⟨
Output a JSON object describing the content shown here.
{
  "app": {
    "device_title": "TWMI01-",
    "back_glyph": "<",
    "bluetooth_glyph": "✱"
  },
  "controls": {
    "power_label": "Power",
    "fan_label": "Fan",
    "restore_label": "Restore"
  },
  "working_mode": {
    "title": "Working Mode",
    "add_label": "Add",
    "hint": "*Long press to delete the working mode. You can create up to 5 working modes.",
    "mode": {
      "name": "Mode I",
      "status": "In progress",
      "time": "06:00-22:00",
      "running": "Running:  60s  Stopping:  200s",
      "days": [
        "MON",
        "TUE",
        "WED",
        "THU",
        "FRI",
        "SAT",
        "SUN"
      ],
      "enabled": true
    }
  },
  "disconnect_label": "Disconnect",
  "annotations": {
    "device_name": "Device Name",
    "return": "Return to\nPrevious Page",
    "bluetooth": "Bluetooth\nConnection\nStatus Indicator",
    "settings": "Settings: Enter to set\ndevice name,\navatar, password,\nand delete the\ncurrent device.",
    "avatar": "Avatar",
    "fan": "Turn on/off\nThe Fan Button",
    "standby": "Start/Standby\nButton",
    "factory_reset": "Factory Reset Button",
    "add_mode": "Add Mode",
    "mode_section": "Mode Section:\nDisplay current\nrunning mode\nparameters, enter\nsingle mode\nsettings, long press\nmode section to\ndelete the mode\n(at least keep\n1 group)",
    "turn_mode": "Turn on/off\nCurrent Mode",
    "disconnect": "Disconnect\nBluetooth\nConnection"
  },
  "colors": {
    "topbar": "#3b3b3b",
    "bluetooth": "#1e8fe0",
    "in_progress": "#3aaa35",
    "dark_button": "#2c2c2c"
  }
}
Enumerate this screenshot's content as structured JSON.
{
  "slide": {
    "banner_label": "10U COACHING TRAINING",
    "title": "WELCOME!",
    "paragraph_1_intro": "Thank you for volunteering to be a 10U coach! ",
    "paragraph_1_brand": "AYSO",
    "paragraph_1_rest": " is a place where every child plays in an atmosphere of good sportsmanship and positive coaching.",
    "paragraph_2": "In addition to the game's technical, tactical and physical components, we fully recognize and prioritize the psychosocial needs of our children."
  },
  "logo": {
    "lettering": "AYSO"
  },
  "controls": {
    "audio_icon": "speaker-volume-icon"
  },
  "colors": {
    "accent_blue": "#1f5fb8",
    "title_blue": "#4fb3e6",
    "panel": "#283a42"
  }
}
⟩
Output the lines above verbatim and in full.

Exercise response ▸
Output a JSON object describing the content shown here.
{
  "app": {
    "device_title": "TWMI01-",
    "back_glyph": "<",
    "bluetooth_glyph": "✱"
  },
  "controls": {
    "power_label": "Power",
    "fan_label": "Fan",
    "restore_label": "Restore"
  },
  "working_mode": {
    "title": "Working Mode",
    "add_label": "Add",
    "hint": "*Long press to delete the working mode. You can create up to 5 working modes.",
    "mode": {
      "name": "Mode I",
      "status": "In progress",
      "time": "06:00-22:00",
      "running": "Running:  60s  Stopping:  200s",
      "days": [
        "MON",
        "TUE",
        "WED",
        "THU",
        "FRI",
        "SAT",
        "SUN"
      ],
      "enabled": true
    }
  },
  "disconnect_label": "Disconnect",
  "annotations": {
    "device_name": "Device Name",
    "return": "Return to\nPrevious Page",
    "bluetooth": "Bluetooth\nConnection\nStatus Indicator",
    "settings": "Settings: Enter to set\ndevice name,\navatar, password,\nand delete the\ncurrent device.",
    "avatar": "Avatar",
    "fan": "Turn on/off\nThe Fan Button",
    "standby": "Start/Standby\nButton",
    "factory_reset": "Factory Reset Button",
    "add_mode": "Add Mode",
    "mode_section": "Mode Section:\nDisplay current\nrunning mode\nparameters, enter\nsingle mode\nsettings, long press\nmode section to\ndelete the mode\n(at least keep\n1 group)",
    "turn_mode": "Turn on/off\nCurrent Mode",
    "disconnect": "Disconnect\nBluetooth\nConnection"
  },
  "colors": {
    "topbar": "#3b3b3b",
    "bluetooth": "#1e8fe0",
    "in_progress": "#3aaa35",
    "dark_button": "#2c2c2c"
  }
}
Enumerate this screenshot's content as structured JSON.
{
  "slide": {
    "banner_label": "10U COACHING TRAINING",
    "title": "WELCOME!",
    "paragraph_1_intro": "Thank you for volunteering to be a 10U coach! ",
    "paragraph_1_brand": "AYSO",
    "paragraph_1_rest": " is a place where every child plays in an atmosphere of good sportsmanship and positive coaching.",
    "paragraph_2": "In addition to the game's technical, tactical and physical components, we fully recognize and prioritize the psychosocial needs of our children."
  },
  "logo": {
    "lettering": "AYSO"
  },
  "controls": {
    "audio_icon": "speaker-volume-icon"
  },
  "colors": {
    "accent_blue": "#1f5fb8",
    "title_blue": "#4fb3e6",
    "panel": "#283a42"
  }
}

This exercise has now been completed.